● Instructions to follow: Set down every record once more, exactly as given.

=== Dataset rows ===

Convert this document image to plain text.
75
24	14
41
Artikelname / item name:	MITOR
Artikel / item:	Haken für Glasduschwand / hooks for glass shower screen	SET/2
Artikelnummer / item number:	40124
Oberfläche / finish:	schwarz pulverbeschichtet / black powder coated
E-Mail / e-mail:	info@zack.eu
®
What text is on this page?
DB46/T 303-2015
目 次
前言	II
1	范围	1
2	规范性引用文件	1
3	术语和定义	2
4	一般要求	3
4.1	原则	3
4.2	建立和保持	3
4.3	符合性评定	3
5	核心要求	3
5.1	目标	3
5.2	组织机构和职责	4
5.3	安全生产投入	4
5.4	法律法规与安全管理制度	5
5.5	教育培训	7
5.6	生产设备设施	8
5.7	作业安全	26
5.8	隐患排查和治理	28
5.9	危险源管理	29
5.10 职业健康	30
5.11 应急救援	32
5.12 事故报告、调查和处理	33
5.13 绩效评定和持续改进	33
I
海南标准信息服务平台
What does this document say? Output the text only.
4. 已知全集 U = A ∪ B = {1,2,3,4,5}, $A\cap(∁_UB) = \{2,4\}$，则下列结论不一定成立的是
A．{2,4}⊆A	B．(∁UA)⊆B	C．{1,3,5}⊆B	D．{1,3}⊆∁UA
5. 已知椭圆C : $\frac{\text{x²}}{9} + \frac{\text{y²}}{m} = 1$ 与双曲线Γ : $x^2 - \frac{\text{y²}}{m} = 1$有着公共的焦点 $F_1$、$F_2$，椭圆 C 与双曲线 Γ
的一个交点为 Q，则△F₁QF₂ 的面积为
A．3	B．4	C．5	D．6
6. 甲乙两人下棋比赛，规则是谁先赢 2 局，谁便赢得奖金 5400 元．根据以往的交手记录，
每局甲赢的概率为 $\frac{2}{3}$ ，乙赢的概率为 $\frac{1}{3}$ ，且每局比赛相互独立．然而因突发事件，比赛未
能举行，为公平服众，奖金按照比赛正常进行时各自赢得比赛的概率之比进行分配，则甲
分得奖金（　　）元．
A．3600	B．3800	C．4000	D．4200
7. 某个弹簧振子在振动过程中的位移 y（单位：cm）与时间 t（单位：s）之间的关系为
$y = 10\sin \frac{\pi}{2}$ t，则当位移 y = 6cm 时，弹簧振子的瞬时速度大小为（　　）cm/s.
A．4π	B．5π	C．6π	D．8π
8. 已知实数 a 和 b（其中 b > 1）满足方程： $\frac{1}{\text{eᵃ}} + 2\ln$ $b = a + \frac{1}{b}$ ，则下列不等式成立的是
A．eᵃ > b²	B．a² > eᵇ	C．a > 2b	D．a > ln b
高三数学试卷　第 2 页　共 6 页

===

● Response:
Convert this document image to plain text.
75
24	14
41
Artikelname / item name:	MITOR
Artikel / item:	Haken für Glasduschwand / hooks for glass shower screen	SET/2
Artikelnummer / item number:	40124
Oberfläche / finish:	schwarz pulverbeschichtet / black powder coated
E-Mail / e-mail:	info@zack.eu
®
What text is on this page?
DB46/T 303-2015
目 次
前言	II
1	范围	1
2	规范性引用文件	1
3	术语和定义	2
4	一般要求	3
4.1	原则	3
4.2	建立和保持	3
4.3	符合性评定	3
5	核心要求	3
5.1	目标	3
5.2	组织机构和职责	4
5.3	安全生产投入	4
5.4	法律法规与安全管理制度	5
5.5	教育培训	7
5.6	生产设备设施	8
5.7	作业安全	26
5.8	隐患排查和治理	28
5.9	危险源管理	29
5.10 职业健康	30
5.11 应急救援	32
5.12 事故报告、调查和处理	33
5.13 绩效评定和持续改进	33
I
海南标准信息服务平台
What does this document say? Output the text only.
4. 已知全集 U = A ∪ B = {1,2,3,4,5}, $A\cap(∁_UB) = \{2,4\}$，则下列结论不一定成立的是
A．{2,4}⊆A	B．(∁UA)⊆B	C．{1,3,5}⊆B	D．{1,3}⊆∁UA
5. 已知椭圆C : $\frac{\text{x²}}{9} + \frac{\text{y²}}{m} = 1$ 与双曲线Γ : $x^2 - \frac{\text{y²}}{m} = 1$有着公共的焦点 $F_1$、$F_2$，椭圆 C 与双曲线 Γ
的一个交点为 Q，则△F₁QF₂ 的面积为
A．3	B．4	C．5	D．6
6. 甲乙两人下棋比赛，规则是谁先赢 2 局，谁便赢得奖金 5400 元．根据以往的交手记录，
每局甲赢的概率为 $\frac{2}{3}$ ，乙赢的概率为 $\frac{1}{3}$ ，且每局比赛相互独立．然而因突发事件，比赛未
能举行，为公平服众，奖金按照比赛正常进行时各自赢得比赛的概率之比进行分配，则甲
分得奖金（　　）元．
A．3600	B．3800	C．4000	D．4200
7. 某个弹簧振子在振动过程中的位移 y（单位：cm）与时间 t（单位：s）之间的关系为
$y = 10\sin \frac{\pi}{2}$ t，则当位移 y = 6cm 时，弹簧振子的瞬时速度大小为（　　）cm/s.
A．4π	B．5π	C．6π	D．8π
8. 已知实数 a 和 b（其中 b > 1）满足方程： $\frac{1}{\text{eᵃ}} + 2\ln$ $b = a + \frac{1}{b}$ ，则下列不等式成立的是
A．eᵃ > b²	B．a² > eᵇ	C．a > 2b	D．a > ln b
高三数学试卷　第 2 页　共 6 页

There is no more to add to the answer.